§ **EXERCISE INSTRUCTIONS**: Examine the material below. Gather every line in which the string "изделие" appears.

§ **DATA RECORDS**:
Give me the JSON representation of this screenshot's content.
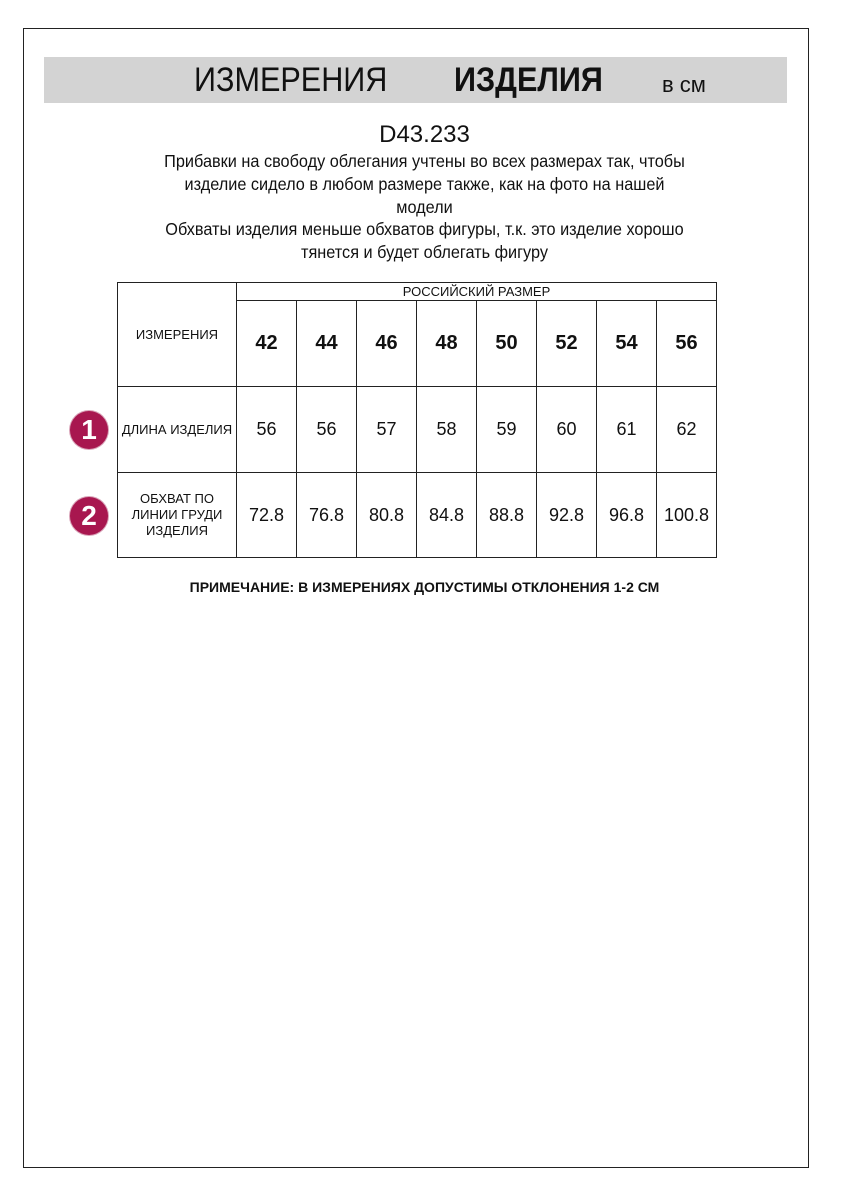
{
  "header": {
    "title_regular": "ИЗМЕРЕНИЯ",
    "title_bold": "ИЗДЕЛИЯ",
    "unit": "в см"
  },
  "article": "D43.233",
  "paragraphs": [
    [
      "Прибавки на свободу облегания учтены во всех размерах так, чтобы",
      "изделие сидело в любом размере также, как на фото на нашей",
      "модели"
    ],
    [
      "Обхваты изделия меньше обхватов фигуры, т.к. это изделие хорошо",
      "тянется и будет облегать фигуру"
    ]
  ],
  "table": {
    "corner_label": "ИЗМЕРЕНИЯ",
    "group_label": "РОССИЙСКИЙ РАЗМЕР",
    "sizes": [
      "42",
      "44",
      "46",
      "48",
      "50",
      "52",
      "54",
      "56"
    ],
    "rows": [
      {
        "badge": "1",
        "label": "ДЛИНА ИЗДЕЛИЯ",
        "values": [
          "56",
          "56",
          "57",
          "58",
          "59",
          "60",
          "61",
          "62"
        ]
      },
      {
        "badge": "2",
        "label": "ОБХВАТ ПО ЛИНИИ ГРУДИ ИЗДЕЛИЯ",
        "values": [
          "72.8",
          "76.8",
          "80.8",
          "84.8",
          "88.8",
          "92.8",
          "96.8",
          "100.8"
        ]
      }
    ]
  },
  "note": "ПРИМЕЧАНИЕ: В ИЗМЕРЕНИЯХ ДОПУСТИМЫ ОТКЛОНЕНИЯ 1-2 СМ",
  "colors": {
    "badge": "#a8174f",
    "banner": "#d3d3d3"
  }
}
...
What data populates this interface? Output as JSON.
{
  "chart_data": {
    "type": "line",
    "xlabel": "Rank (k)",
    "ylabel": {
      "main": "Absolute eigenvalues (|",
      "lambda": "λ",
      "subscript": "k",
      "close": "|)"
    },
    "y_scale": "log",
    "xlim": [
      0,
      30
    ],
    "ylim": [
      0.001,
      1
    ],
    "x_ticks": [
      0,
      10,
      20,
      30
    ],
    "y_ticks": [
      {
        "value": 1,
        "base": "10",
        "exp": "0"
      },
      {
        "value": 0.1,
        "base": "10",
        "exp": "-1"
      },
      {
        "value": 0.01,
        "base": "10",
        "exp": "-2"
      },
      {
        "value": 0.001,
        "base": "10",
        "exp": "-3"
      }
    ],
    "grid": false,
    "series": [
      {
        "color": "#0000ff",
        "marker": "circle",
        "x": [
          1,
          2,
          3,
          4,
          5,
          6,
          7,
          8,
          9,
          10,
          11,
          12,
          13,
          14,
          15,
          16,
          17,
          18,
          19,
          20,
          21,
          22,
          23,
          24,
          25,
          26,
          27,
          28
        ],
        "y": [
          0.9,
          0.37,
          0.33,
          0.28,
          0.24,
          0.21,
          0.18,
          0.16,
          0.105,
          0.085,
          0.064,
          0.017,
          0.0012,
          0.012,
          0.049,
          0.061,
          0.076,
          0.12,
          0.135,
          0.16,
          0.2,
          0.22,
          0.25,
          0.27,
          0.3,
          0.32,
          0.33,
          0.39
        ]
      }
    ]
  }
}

§ **FULL SOLUTION**:
      "изделие сидело в любом размере также, как на фото на нашей",
      "Обхваты изделия меньше обхватов фигуры, т.к. это изделие хорошо",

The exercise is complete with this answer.